_Task description:_ Only the lines from the one with "Give me a plain-text" to the last line belong in your answer; write them out exactly and drop the pictures.

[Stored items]
────────

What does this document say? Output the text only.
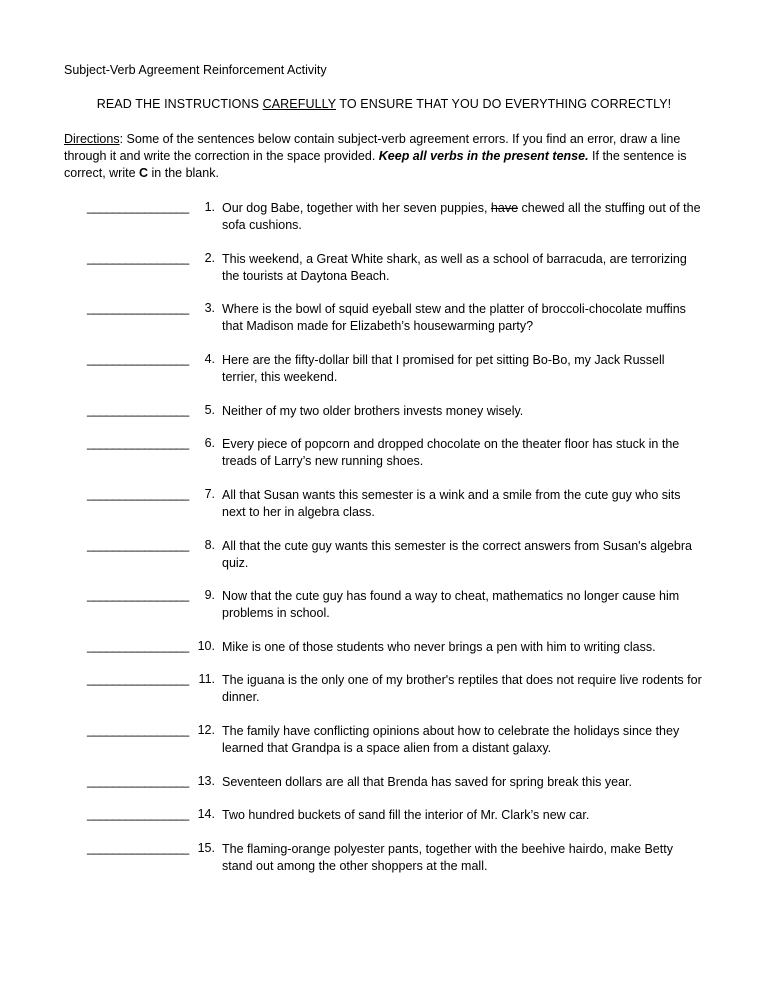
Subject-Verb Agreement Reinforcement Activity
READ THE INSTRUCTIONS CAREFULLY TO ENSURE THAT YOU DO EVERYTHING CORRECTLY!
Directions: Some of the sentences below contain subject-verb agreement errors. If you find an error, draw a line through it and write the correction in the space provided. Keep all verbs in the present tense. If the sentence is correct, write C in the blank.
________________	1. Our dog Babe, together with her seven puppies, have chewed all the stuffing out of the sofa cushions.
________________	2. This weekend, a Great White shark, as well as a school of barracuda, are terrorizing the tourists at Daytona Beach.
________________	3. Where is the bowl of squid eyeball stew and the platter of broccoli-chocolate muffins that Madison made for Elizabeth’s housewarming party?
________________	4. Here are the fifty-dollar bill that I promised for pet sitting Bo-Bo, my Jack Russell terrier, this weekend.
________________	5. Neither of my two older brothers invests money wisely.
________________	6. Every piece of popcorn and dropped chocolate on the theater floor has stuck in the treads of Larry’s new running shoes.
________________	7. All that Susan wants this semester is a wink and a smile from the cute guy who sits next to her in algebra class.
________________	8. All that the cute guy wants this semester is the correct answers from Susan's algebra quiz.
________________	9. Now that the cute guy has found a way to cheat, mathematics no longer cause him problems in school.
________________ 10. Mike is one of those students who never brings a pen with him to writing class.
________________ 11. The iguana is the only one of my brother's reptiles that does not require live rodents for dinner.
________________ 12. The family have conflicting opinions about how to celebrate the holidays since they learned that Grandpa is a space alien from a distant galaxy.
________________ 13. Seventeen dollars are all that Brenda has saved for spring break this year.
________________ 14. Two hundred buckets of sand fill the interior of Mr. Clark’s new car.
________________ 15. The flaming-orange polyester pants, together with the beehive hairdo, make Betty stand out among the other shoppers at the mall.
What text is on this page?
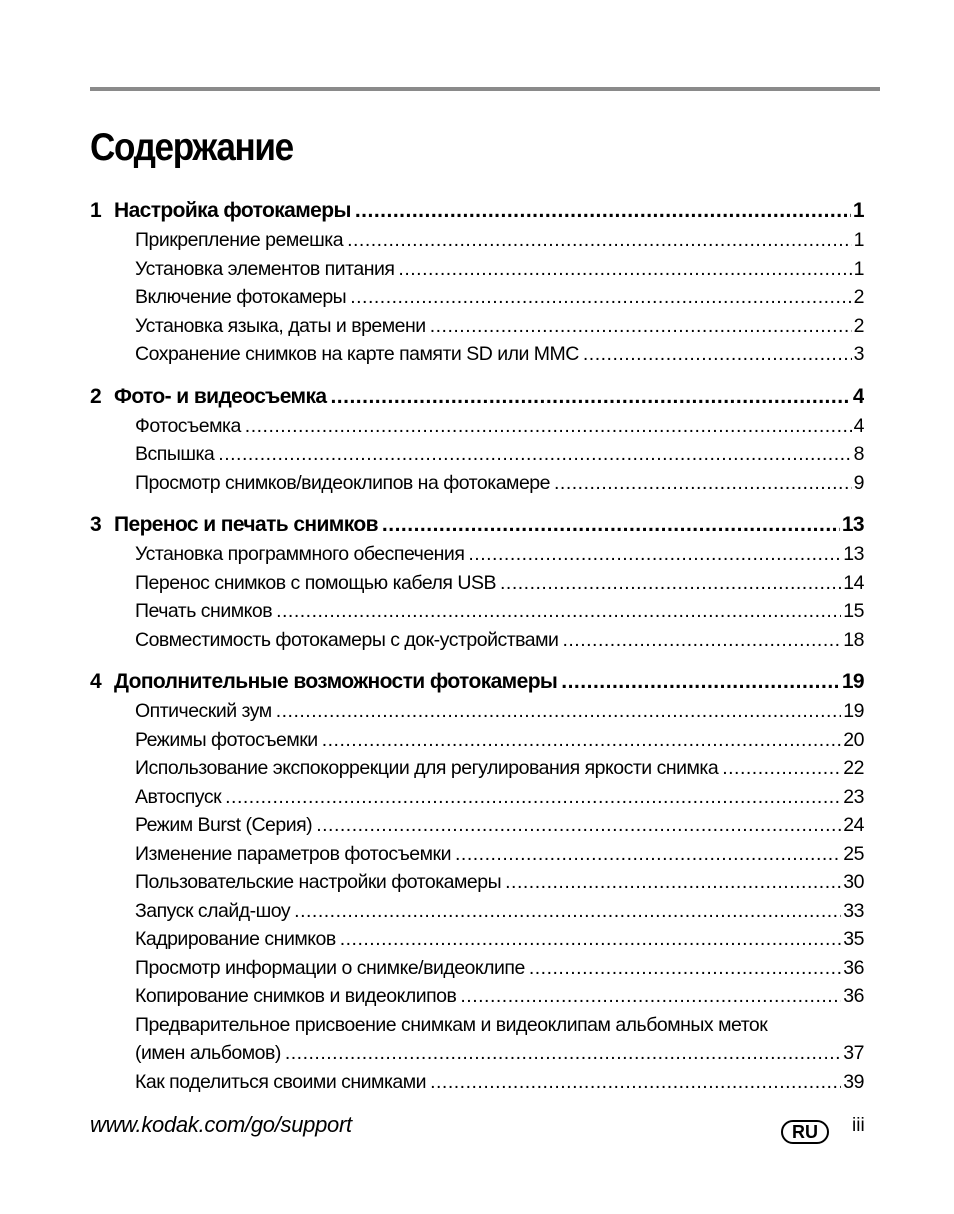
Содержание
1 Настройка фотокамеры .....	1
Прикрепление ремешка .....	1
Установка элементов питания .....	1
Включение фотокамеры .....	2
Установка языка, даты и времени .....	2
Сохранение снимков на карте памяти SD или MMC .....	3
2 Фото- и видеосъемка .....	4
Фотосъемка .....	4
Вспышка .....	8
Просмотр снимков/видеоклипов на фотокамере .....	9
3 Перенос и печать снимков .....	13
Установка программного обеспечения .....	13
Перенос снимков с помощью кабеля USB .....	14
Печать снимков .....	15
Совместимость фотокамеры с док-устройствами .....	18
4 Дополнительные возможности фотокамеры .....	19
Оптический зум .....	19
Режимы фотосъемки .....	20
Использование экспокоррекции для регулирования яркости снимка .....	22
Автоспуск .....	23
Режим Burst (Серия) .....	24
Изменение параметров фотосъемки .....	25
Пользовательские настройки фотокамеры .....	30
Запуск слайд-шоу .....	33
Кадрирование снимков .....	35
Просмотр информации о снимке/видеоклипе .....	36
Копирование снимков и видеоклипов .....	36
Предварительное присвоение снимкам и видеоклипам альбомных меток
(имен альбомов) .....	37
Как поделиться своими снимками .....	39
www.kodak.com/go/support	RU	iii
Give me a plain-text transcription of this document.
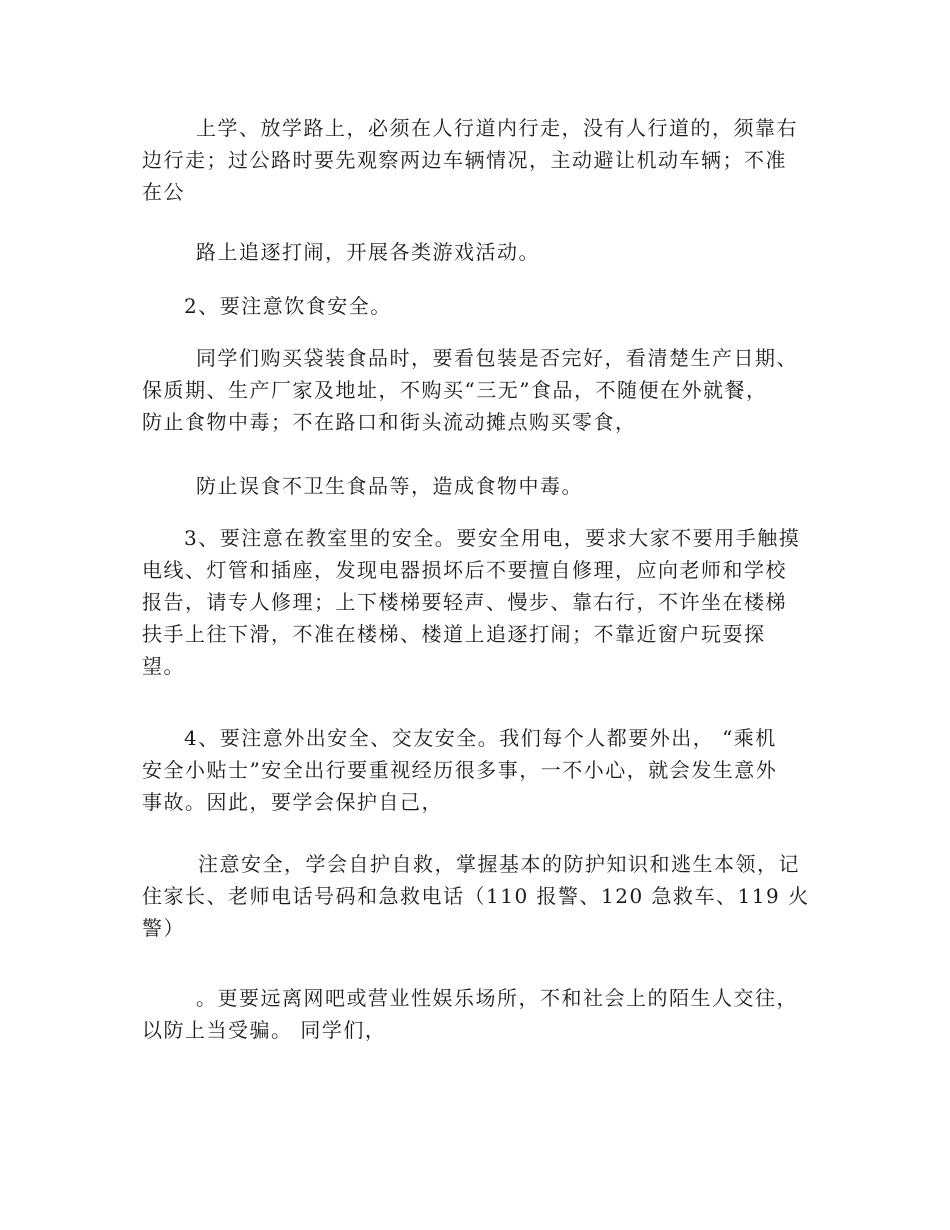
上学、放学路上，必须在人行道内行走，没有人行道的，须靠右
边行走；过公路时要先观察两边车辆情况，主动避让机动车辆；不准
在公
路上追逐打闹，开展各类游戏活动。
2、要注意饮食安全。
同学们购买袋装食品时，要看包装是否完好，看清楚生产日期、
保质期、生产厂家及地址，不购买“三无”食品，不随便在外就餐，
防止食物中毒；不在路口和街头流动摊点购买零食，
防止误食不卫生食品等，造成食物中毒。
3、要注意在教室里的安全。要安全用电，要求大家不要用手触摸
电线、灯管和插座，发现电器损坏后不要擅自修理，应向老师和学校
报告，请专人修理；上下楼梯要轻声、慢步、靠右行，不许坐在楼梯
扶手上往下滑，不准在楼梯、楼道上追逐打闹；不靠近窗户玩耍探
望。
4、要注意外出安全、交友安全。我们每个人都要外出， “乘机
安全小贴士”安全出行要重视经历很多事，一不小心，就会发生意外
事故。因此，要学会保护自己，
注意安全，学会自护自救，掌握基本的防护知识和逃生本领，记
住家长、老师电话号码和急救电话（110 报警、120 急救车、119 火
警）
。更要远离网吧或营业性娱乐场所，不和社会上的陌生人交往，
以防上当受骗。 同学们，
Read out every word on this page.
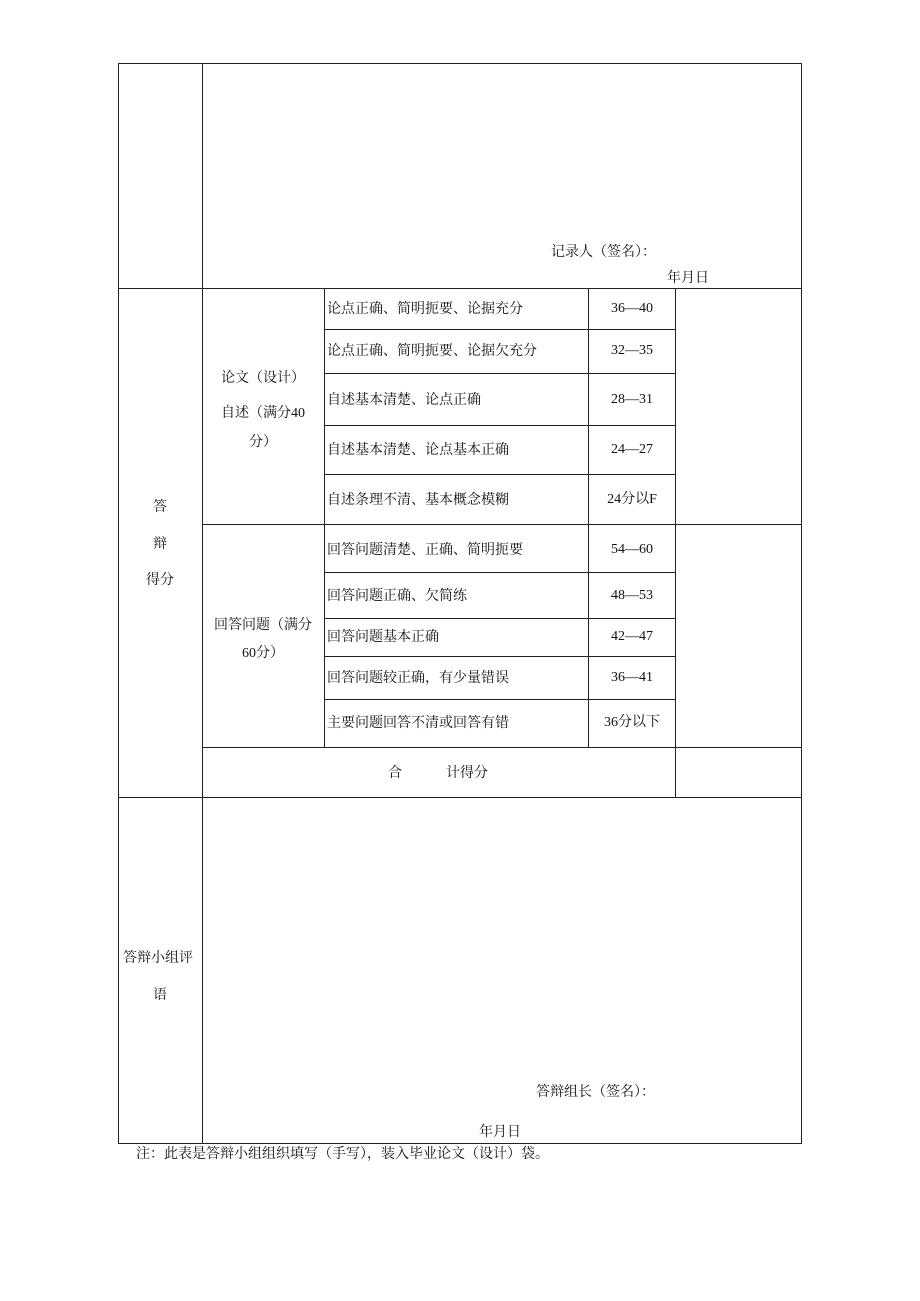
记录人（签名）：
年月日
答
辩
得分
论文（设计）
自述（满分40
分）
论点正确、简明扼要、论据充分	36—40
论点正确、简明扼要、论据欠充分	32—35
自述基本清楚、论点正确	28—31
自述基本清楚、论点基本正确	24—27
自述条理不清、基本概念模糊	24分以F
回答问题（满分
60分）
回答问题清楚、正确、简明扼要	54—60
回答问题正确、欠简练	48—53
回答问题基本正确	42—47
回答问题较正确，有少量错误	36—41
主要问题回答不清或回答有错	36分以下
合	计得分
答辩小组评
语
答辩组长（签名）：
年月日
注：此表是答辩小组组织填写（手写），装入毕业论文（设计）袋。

────────

_The solution:_
Give me a plain-text transcription of this document.
上学、放学路上，必须在人行道内行走，没有人行道的，须靠右
边行走；过公路时要先观察两边车辆情况，主动避让机动车辆；不准
在公
路上追逐打闹，开展各类游戏活动。
2、要注意饮食安全。
同学们购买袋装食品时，要看包装是否完好，看清楚生产日期、
保质期、生产厂家及地址，不购买“三无”食品，不随便在外就餐，
防止食物中毒；不在路口和街头流动摊点购买零食，
防止误食不卫生食品等，造成食物中毒。
3、要注意在教室里的安全。要安全用电，要求大家不要用手触摸
电线、灯管和插座，发现电器损坏后不要擅自修理，应向老师和学校
报告，请专人修理；上下楼梯要轻声、慢步、靠右行，不许坐在楼梯
扶手上往下滑，不准在楼梯、楼道上追逐打闹；不靠近窗户玩耍探
望。
4、要注意外出安全、交友安全。我们每个人都要外出， “乘机
安全小贴士”安全出行要重视经历很多事，一不小心，就会发生意外
事故。因此，要学会保护自己，
注意安全，学会自护自救，掌握基本的防护知识和逃生本领，记
住家长、老师电话号码和急救电话（110 报警、120 急救车、119 火
警）
。更要远离网吧或营业性娱乐场所，不和社会上的陌生人交往，
以防上当受骗。 同学们，
Read out every word on this page.
记录人（签名）：
年月日
答
辩
得分
论文（设计）
自述（满分40
分）
论点正确、简明扼要、论据充分	36—40
论点正确、简明扼要、论据欠充分	32—35
自述基本清楚、论点正确	28—31
自述基本清楚、论点基本正确	24—27
自述条理不清、基本概念模糊	24分以F
回答问题（满分
60分）
回答问题清楚、正确、简明扼要	54—60
回答问题正确、欠简练	48—53
回答问题基本正确	42—47
回答问题较正确，有少量错误	36—41
主要问题回答不清或回答有错	36分以下
合	计得分
答辩小组评
语
答辩组长（签名）：
年月日
注：此表是答辩小组组织填写（手写），装入毕业论文（设计）袋。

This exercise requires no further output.